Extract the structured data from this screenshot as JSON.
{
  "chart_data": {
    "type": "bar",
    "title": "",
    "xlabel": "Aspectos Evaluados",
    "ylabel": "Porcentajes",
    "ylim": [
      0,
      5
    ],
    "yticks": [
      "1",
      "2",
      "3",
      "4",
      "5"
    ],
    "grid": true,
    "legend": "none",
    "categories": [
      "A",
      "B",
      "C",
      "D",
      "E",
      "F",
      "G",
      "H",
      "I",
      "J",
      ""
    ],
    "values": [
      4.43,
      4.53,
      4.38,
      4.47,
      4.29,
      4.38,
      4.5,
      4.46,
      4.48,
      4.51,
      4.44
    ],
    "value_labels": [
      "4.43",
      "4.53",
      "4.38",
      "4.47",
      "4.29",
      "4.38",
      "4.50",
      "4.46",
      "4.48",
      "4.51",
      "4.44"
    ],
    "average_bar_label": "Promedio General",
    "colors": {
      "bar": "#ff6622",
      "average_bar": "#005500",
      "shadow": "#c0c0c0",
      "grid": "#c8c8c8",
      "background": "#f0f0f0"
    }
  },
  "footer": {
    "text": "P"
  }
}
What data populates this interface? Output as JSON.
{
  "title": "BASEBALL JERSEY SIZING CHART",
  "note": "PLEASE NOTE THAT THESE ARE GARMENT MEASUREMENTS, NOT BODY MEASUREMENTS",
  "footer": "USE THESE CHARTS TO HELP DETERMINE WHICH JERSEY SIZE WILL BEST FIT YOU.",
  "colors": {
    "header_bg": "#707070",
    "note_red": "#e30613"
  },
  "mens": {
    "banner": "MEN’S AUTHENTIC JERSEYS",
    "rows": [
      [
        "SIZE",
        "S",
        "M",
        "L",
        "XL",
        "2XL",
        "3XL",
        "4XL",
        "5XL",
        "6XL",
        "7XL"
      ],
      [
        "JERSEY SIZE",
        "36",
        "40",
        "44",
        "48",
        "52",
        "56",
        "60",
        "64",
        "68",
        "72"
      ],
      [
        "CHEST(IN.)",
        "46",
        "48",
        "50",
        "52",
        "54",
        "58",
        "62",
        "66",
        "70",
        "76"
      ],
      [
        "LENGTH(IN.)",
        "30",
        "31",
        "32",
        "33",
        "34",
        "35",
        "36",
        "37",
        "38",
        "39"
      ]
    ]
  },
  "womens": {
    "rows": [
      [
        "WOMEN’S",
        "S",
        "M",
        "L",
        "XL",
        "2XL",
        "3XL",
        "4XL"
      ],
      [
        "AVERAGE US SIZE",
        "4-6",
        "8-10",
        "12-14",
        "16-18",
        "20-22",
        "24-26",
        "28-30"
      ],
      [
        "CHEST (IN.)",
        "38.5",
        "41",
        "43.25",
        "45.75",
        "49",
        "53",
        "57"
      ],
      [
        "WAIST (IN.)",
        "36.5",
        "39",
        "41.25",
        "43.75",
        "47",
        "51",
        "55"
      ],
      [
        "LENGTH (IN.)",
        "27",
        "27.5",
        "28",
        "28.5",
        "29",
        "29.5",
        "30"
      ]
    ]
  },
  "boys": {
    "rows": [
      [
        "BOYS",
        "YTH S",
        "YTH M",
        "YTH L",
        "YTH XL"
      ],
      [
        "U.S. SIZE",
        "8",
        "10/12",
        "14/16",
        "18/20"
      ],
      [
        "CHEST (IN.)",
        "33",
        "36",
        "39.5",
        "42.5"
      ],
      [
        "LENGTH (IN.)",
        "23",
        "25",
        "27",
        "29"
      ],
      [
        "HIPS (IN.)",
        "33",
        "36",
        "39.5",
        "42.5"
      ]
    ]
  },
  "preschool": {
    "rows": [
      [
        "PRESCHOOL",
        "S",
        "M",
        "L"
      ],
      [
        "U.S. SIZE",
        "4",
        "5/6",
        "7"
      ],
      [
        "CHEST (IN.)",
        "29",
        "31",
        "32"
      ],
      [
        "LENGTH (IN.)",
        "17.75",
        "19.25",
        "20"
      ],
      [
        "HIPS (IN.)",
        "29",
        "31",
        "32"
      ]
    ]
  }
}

▶ [Aim]
Nothing should be left out: repeat all of the data exactly.

▶ [Response for this exercise]
Extract the structured data from this screenshot as JSON.
{
  "chart_data": {
    "type": "bar",
    "title": "",
    "xlabel": "Aspectos Evaluados",
    "ylabel": "Porcentajes",
    "ylim": [
      0,
      5
    ],
    "yticks": [
      "1",
      "2",
      "3",
      "4",
      "5"
    ],
    "grid": true,
    "legend": "none",
    "categories": [
      "A",
      "B",
      "C",
      "D",
      "E",
      "F",
      "G",
      "H",
      "I",
      "J",
      ""
    ],
    "values": [
      4.43,
      4.53,
      4.38,
      4.47,
      4.29,
      4.38,
      4.5,
      4.46,
      4.48,
      4.51,
      4.44
    ],
    "value_labels": [
      "4.43",
      "4.53",
      "4.38",
      "4.47",
      "4.29",
      "4.38",
      "4.50",
      "4.46",
      "4.48",
      "4.51",
      "4.44"
    ],
    "average_bar_label": "Promedio General",
    "colors": {
      "bar": "#ff6622",
      "average_bar": "#005500",
      "shadow": "#c0c0c0",
      "grid": "#c8c8c8",
      "background": "#f0f0f0"
    }
  },
  "footer": {
    "text": "P"
  }
}
What data populates this interface? Output as JSON.
{
  "title": "BASEBALL JERSEY SIZING CHART",
  "note": "PLEASE NOTE THAT THESE ARE GARMENT MEASUREMENTS, NOT BODY MEASUREMENTS",
  "footer": "USE THESE CHARTS TO HELP DETERMINE WHICH JERSEY SIZE WILL BEST FIT YOU.",
  "colors": {
    "header_bg": "#707070",
    "note_red": "#e30613"
  },
  "mens": {
    "banner": "MEN’S AUTHENTIC JERSEYS",
    "rows": [
      [
        "SIZE",
        "S",
        "M",
        "L",
        "XL",
        "2XL",
        "3XL",
        "4XL",
        "5XL",
        "6XL",
        "7XL"
      ],
      [
        "JERSEY SIZE",
        "36",
        "40",
        "44",
        "48",
        "52",
        "56",
        "60",
        "64",
        "68",
        "72"
      ],
      [
        "CHEST(IN.)",
        "46",
        "48",
        "50",
        "52",
        "54",
        "58",
        "62",
        "66",
        "70",
        "76"
      ],
      [
        "LENGTH(IN.)",
        "30",
        "31",
        "32",
        "33",
        "34",
        "35",
        "36",
        "37",
        "38",
        "39"
      ]
    ]
  },
  "womens": {
    "rows": [
      [
        "WOMEN’S",
        "S",
        "M",
        "L",
        "XL",
        "2XL",
        "3XL",
        "4XL"
      ],
      [
        "AVERAGE US SIZE",
        "4-6",
        "8-10",
        "12-14",
        "16-18",
        "20-22",
        "24-26",
        "28-30"
      ],
      [
        "CHEST (IN.)",
        "38.5",
        "41",
        "43.25",
        "45.75",
        "49",
        "53",
        "57"
      ],
      [
        "WAIST (IN.)",
        "36.5",
        "39",
        "41.25",
        "43.75",
        "47",
        "51",
        "55"
      ],
      [
        "LENGTH (IN.)",
        "27",
        "27.5",
        "28",
        "28.5",
        "29",
        "29.5",
        "30"
      ]
    ]
  },
  "boys": {
    "rows": [
      [
        "BOYS",
        "YTH S",
        "YTH M",
        "YTH L",
        "YTH XL"
      ],
      [
        "U.S. SIZE",
        "8",
        "10/12",
        "14/16",
        "18/20"
      ],
      [
        "CHEST (IN.)",
        "33",
        "36",
        "39.5",
        "42.5"
      ],
      [
        "LENGTH (IN.)",
        "23",
        "25",
        "27",
        "29"
      ],
      [
        "HIPS (IN.)",
        "33",
        "36",
        "39.5",
        "42.5"
      ]
    ]
  },
  "preschool": {
    "rows": [
      [
        "PRESCHOOL",
        "S",
        "M",
        "L"
      ],
      [
        "U.S. SIZE",
        "4",
        "5/6",
        "7"
      ],
      [
        "CHEST (IN.)",
        "29",
        "31",
        "32"
      ],
      [
        "LENGTH (IN.)",
        "17.75",
        "19.25",
        "20"
      ],
      [
        "HIPS (IN.)",
        "29",
        "31",
        "32"
      ]
    ]
  }
}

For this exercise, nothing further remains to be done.